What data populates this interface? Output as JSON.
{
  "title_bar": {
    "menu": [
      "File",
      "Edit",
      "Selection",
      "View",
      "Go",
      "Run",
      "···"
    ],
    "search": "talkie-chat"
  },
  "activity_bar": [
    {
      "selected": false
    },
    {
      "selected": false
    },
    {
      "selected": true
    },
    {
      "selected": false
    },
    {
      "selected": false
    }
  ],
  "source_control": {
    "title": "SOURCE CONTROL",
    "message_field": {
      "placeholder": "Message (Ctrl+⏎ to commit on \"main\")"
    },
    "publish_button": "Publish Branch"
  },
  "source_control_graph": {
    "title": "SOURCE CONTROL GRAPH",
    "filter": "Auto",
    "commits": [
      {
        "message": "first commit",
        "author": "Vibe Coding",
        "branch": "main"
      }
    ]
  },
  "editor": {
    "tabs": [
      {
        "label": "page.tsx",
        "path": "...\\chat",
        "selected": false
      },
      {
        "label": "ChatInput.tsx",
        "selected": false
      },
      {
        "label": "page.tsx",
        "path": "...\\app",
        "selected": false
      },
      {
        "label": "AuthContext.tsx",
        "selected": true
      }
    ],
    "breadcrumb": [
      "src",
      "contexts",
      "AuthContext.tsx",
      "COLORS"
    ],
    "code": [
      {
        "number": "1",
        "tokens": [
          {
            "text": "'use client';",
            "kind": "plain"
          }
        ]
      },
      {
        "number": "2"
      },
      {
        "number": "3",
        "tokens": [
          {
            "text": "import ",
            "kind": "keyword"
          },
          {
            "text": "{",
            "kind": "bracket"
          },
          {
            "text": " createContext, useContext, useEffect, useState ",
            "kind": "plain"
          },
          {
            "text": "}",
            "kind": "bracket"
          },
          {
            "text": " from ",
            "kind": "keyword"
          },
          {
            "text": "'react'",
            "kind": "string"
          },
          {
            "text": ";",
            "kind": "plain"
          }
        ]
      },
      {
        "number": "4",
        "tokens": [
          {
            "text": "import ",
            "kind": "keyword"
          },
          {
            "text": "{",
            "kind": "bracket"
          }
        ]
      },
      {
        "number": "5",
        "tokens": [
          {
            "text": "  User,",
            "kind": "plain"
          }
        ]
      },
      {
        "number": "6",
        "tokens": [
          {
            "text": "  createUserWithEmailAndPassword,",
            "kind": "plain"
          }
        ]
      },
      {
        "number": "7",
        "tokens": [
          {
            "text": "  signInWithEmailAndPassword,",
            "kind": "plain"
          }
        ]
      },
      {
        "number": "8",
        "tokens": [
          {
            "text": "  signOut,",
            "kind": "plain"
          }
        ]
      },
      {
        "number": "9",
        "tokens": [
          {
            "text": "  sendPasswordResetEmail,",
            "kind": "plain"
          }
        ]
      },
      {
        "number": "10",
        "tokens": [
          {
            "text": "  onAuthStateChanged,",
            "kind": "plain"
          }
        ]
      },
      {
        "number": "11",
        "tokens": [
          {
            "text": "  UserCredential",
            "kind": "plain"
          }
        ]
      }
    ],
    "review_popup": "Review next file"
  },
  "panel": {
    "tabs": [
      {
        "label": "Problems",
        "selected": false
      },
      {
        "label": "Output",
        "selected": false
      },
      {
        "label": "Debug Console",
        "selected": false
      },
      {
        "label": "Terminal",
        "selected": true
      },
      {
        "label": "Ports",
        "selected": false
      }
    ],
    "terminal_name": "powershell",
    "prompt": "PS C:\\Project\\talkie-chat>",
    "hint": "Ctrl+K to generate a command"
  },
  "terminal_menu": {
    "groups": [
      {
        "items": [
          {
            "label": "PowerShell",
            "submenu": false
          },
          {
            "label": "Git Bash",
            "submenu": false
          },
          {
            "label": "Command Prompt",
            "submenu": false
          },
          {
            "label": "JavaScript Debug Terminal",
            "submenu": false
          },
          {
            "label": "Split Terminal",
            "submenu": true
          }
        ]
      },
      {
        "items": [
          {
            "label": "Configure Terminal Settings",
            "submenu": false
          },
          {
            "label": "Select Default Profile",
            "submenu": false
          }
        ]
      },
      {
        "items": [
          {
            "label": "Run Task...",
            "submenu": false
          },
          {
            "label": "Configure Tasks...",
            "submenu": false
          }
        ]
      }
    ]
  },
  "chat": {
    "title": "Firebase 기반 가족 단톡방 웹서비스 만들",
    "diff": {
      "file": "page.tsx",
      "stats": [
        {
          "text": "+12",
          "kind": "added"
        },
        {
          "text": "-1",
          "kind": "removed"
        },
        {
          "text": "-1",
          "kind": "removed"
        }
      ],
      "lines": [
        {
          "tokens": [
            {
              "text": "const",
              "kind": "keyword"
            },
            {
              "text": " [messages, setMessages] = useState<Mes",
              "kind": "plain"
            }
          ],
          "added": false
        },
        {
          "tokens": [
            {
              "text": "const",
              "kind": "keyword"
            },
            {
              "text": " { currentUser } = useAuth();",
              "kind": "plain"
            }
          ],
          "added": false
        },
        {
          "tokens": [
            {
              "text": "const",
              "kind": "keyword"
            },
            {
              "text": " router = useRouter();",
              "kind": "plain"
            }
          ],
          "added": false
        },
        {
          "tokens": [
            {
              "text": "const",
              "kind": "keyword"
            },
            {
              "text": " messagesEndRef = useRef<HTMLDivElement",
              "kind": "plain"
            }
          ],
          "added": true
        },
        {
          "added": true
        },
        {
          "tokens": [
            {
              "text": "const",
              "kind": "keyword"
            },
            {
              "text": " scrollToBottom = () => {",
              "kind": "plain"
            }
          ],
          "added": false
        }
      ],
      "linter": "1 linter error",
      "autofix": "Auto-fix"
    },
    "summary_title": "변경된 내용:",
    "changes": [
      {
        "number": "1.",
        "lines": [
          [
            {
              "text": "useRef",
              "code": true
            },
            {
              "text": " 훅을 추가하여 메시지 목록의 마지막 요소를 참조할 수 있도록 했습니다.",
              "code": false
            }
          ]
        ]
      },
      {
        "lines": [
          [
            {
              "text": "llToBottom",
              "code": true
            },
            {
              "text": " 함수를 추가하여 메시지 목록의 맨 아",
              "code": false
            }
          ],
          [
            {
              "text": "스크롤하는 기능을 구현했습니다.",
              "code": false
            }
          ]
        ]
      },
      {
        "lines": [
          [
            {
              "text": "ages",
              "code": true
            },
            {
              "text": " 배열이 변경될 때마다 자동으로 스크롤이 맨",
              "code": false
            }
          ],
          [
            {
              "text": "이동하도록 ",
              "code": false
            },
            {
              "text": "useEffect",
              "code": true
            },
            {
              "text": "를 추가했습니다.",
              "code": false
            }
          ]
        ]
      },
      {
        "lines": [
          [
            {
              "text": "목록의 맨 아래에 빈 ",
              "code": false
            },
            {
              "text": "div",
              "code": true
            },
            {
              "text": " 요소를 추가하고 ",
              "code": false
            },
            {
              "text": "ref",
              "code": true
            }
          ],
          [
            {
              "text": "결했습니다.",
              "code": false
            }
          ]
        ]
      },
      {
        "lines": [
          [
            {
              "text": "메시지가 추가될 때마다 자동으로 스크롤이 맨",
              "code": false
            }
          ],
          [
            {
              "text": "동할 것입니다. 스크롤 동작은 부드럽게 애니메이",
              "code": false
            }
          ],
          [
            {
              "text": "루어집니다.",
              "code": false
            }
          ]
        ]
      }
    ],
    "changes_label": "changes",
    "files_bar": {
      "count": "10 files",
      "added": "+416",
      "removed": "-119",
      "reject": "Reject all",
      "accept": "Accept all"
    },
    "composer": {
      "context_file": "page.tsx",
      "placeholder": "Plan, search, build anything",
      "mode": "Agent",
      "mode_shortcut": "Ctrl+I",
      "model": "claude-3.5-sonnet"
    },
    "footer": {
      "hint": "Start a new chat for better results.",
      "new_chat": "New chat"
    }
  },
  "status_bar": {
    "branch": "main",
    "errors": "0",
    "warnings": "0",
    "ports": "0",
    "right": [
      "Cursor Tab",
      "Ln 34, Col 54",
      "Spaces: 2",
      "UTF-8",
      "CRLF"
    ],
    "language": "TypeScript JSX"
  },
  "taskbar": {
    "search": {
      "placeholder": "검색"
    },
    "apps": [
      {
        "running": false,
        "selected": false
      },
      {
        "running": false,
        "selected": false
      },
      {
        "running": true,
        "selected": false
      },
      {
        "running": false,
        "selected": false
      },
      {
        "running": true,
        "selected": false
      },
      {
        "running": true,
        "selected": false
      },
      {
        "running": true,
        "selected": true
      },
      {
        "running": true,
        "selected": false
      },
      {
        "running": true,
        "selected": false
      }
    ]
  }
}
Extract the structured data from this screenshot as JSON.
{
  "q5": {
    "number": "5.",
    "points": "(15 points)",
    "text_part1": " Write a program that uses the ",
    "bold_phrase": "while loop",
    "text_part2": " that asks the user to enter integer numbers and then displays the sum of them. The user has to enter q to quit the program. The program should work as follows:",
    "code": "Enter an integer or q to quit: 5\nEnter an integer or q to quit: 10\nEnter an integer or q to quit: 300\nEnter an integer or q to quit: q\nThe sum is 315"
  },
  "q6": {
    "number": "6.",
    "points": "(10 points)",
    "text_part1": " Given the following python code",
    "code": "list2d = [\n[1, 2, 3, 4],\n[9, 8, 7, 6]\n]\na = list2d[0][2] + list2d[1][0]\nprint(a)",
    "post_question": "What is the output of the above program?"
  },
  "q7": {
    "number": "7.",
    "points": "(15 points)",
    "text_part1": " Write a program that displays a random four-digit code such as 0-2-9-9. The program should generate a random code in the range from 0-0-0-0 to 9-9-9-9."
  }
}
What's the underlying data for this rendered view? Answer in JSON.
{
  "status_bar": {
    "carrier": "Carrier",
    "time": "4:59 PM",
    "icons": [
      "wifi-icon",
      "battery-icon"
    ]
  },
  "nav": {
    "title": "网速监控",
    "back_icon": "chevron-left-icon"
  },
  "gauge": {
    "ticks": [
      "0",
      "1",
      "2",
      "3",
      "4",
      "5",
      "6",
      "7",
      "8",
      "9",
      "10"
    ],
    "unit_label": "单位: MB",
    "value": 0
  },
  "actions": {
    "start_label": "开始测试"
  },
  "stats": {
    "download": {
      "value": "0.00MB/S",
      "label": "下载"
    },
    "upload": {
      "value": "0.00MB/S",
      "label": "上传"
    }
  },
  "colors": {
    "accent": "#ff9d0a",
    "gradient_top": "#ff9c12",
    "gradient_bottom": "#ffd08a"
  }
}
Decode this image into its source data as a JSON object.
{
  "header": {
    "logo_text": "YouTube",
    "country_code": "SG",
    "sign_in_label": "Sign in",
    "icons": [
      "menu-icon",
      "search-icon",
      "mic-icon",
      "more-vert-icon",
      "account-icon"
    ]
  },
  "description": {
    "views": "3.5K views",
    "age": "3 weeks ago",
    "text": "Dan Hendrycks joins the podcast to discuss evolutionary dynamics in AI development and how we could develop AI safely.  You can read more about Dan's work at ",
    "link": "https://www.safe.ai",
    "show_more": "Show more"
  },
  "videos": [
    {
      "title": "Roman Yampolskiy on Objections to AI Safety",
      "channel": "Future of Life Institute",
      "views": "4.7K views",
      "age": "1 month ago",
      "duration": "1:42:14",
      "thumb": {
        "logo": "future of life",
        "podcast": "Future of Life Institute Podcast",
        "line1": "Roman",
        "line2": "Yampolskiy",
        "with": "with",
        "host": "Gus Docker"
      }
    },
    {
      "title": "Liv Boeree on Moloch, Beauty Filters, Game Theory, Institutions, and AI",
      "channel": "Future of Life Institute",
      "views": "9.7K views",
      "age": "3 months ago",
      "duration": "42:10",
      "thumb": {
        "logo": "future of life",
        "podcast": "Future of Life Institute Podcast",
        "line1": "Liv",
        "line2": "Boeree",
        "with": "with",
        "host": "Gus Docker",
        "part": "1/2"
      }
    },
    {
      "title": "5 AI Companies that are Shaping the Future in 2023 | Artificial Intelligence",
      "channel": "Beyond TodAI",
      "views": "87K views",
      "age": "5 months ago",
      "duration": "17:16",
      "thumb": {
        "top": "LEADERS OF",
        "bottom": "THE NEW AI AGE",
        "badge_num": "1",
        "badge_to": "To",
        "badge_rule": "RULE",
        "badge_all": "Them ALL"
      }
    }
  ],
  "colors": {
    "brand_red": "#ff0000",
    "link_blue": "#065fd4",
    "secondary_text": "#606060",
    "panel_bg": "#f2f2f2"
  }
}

***

● WHAT TO PRODUCE
In the entries above, count each line holding "quit" and report the total and nothing more.

● EXERCISE SOLUTION
2